[Input records]:

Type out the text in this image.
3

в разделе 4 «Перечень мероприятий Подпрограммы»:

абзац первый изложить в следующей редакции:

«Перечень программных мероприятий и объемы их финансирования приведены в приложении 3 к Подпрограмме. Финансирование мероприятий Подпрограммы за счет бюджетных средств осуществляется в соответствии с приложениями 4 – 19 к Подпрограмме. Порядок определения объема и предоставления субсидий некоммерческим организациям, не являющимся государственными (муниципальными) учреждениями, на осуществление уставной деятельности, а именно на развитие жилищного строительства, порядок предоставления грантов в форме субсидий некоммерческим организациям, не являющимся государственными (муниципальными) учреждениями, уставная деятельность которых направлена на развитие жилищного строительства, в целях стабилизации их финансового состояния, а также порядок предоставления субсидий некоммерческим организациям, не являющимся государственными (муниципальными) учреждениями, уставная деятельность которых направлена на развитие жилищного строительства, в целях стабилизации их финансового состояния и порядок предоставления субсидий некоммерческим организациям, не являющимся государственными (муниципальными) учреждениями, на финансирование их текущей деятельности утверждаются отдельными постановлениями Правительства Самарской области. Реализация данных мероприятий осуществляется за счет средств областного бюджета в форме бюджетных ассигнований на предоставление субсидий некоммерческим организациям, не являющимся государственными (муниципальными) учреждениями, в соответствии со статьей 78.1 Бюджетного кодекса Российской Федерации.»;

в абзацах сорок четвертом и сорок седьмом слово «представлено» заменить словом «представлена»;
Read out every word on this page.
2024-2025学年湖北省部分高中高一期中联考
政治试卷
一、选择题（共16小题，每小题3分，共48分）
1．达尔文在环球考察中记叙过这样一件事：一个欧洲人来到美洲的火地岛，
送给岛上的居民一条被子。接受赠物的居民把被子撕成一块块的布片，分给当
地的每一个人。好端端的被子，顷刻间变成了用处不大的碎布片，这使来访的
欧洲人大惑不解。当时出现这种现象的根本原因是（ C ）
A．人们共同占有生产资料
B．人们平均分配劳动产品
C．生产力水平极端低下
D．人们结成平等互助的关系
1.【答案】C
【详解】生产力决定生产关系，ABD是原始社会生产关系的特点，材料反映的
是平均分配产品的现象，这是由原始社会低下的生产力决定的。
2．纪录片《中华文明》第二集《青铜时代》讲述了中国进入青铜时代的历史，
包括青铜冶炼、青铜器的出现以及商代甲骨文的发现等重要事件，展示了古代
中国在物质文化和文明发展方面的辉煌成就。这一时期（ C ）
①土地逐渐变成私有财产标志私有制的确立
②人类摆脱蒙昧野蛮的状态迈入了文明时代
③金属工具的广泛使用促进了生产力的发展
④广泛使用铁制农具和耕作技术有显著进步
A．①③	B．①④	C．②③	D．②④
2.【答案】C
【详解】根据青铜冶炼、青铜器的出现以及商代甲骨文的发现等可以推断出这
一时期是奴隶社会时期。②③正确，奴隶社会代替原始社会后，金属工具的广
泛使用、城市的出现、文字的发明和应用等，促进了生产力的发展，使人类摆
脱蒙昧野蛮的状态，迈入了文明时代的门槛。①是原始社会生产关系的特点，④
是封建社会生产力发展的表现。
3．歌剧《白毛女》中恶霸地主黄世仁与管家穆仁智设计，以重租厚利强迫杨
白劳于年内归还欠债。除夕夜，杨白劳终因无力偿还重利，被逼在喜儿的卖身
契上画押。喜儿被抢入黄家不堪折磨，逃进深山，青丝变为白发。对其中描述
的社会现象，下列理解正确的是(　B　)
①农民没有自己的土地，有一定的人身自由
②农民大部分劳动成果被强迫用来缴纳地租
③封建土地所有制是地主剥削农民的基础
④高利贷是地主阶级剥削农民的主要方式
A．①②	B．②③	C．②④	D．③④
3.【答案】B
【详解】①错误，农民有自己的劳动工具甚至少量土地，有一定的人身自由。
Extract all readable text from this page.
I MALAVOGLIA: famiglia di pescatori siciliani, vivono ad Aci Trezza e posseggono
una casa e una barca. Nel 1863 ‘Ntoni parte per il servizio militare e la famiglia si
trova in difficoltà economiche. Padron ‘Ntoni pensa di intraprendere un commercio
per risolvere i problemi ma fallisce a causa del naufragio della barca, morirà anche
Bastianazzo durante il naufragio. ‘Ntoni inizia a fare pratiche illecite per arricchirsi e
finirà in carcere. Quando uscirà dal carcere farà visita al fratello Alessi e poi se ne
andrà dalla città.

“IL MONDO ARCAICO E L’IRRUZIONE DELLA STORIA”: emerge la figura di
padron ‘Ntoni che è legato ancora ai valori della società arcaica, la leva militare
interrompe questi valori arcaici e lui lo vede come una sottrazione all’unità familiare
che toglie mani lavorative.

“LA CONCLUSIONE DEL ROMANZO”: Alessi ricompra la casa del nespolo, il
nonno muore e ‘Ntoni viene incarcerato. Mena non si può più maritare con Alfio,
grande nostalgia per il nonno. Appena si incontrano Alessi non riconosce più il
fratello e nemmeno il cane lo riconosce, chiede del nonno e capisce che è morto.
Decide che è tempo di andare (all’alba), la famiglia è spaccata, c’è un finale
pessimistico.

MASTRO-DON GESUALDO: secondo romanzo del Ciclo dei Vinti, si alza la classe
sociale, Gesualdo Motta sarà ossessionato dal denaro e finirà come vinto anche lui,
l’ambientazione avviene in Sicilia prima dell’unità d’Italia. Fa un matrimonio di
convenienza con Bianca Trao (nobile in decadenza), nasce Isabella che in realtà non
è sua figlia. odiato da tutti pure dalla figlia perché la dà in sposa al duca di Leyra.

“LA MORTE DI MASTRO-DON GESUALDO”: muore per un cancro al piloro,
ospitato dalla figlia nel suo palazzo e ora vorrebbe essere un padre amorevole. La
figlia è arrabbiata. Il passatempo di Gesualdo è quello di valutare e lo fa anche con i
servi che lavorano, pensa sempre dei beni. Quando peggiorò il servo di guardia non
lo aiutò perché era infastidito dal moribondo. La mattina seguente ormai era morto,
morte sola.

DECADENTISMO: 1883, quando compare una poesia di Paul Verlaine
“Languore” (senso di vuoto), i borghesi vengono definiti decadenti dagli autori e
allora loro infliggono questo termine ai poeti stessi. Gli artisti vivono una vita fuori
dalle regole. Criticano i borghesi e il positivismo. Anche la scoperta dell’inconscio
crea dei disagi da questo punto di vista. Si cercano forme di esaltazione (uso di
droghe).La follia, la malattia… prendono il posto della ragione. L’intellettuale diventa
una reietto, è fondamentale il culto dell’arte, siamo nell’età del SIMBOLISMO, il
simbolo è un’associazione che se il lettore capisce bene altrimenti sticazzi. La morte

[What is required]:
Return each line among the entries that holds the word "questo".

[Expected answer]:
allora loro infliggono questo termine ai poeti stessi. Gli artisti vivono una vita fuori
crea dei disagi da questo punto di vista. Si cercano forme di esaltazione (uso di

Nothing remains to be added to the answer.